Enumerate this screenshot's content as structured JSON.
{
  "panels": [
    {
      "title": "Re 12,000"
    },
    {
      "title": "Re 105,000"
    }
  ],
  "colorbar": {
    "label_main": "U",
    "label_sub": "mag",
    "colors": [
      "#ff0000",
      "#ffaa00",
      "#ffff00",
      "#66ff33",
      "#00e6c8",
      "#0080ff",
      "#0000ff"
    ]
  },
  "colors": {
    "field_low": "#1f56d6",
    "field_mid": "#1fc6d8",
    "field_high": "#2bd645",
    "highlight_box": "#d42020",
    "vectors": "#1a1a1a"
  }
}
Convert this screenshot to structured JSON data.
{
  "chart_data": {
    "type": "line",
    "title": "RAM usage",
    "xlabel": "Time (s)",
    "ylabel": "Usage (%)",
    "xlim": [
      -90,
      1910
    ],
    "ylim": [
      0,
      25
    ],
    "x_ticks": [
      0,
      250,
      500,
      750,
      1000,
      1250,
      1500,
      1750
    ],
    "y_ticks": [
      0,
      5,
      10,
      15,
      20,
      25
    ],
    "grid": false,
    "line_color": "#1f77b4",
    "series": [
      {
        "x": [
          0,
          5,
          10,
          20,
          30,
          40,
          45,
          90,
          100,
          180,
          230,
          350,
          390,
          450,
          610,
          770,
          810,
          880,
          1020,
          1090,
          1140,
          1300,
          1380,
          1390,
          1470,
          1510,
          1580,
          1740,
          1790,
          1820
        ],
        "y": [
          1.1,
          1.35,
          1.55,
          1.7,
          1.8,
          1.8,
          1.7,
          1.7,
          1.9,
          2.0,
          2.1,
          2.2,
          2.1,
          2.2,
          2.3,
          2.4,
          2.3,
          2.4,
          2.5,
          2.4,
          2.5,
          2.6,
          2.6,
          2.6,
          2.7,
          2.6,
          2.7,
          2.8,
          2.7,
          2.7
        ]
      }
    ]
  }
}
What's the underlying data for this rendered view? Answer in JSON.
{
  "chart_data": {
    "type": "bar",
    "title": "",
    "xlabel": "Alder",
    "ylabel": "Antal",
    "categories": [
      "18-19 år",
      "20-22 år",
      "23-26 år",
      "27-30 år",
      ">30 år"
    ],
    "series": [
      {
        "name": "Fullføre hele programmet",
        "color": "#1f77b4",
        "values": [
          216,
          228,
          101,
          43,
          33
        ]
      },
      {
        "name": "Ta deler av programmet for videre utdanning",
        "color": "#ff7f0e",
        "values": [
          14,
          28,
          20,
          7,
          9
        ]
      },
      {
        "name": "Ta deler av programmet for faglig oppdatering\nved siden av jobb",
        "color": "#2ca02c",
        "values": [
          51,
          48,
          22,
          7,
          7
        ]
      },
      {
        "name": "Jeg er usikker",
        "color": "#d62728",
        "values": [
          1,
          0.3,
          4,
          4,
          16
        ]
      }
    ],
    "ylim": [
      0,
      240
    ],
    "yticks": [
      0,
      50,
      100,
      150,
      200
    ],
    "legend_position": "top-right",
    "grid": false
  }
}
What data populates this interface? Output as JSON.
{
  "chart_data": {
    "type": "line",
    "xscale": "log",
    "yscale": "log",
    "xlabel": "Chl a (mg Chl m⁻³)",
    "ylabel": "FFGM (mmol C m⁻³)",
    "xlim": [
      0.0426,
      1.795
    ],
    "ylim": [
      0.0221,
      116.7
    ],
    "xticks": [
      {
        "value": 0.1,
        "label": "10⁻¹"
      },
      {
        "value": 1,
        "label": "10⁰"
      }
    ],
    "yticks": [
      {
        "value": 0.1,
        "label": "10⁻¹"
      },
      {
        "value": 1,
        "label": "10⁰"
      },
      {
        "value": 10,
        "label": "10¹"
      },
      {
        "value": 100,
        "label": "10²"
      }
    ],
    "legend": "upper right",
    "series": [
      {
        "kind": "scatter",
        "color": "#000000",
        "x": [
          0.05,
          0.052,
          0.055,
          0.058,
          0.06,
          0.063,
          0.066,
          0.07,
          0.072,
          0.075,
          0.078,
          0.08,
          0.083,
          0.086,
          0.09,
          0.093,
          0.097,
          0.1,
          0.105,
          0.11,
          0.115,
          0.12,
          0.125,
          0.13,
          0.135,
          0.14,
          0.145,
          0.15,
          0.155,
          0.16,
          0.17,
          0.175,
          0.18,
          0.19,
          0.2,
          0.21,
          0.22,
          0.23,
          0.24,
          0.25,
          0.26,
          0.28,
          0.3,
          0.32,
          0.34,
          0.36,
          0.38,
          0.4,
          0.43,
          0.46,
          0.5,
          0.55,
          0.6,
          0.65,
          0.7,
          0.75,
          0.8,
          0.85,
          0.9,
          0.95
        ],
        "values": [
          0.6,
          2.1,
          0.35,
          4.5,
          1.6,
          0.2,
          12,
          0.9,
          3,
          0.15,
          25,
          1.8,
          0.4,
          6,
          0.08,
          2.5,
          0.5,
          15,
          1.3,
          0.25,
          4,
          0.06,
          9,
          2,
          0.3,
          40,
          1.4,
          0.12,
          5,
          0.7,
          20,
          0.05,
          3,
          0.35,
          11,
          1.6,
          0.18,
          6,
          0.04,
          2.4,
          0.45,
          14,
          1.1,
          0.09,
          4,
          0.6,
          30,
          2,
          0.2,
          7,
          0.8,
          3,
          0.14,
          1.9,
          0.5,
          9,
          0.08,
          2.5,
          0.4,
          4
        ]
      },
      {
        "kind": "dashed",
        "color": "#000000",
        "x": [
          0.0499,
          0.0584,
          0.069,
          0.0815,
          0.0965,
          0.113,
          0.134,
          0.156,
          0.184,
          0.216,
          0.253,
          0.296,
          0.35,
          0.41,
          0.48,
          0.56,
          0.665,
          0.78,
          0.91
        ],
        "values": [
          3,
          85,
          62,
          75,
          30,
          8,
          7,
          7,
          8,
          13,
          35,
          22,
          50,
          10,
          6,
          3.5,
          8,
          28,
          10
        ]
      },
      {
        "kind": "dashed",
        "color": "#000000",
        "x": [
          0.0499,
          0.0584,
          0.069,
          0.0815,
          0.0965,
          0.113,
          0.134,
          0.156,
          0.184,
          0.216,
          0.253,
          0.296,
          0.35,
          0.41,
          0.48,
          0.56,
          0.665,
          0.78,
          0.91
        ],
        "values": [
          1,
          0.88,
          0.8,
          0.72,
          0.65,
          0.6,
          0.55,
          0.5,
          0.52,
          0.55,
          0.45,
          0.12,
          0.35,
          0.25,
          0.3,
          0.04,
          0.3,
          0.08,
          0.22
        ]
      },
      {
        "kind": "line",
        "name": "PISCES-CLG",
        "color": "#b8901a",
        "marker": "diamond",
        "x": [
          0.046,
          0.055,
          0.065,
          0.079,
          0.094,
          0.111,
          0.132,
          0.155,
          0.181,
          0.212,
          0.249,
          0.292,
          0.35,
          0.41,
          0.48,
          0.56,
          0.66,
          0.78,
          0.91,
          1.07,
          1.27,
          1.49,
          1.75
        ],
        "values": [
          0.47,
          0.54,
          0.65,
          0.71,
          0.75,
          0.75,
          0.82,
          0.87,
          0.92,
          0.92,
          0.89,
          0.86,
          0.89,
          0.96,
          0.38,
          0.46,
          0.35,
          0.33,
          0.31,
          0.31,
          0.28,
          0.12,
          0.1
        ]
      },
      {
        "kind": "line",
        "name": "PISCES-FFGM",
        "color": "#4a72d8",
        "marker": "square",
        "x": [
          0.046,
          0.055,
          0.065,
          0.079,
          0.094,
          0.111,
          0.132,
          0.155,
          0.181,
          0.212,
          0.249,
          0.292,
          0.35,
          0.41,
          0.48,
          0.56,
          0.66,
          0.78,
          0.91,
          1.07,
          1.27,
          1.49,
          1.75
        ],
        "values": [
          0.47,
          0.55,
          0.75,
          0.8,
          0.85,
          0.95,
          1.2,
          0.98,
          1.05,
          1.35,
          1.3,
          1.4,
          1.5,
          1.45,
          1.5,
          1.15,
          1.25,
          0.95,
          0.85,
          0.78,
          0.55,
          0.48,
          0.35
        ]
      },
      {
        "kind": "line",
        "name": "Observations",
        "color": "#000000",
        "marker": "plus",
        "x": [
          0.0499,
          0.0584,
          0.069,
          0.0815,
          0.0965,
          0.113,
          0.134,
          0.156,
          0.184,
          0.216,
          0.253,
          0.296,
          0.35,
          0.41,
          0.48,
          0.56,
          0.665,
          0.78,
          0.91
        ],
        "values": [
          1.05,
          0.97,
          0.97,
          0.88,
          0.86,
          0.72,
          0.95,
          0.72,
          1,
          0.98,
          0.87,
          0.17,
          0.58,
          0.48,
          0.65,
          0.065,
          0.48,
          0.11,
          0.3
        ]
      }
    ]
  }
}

◇ ◇ ◇ ◇ ◇

• **Problem**
Identify and copy all lines with the word "name".

• **Response for this exercise**
        "name": "Fullføre hele programmet",
        "name": "Ta deler av programmet for videre utdanning",
        "name": "Ta deler av programmet for faglig oppdatering\nved siden av jobb",
        "name": "Jeg er usikker",
        "name": "PISCES-CLG",
        "name": "PISCES-FFGM",
        "name": "Observations",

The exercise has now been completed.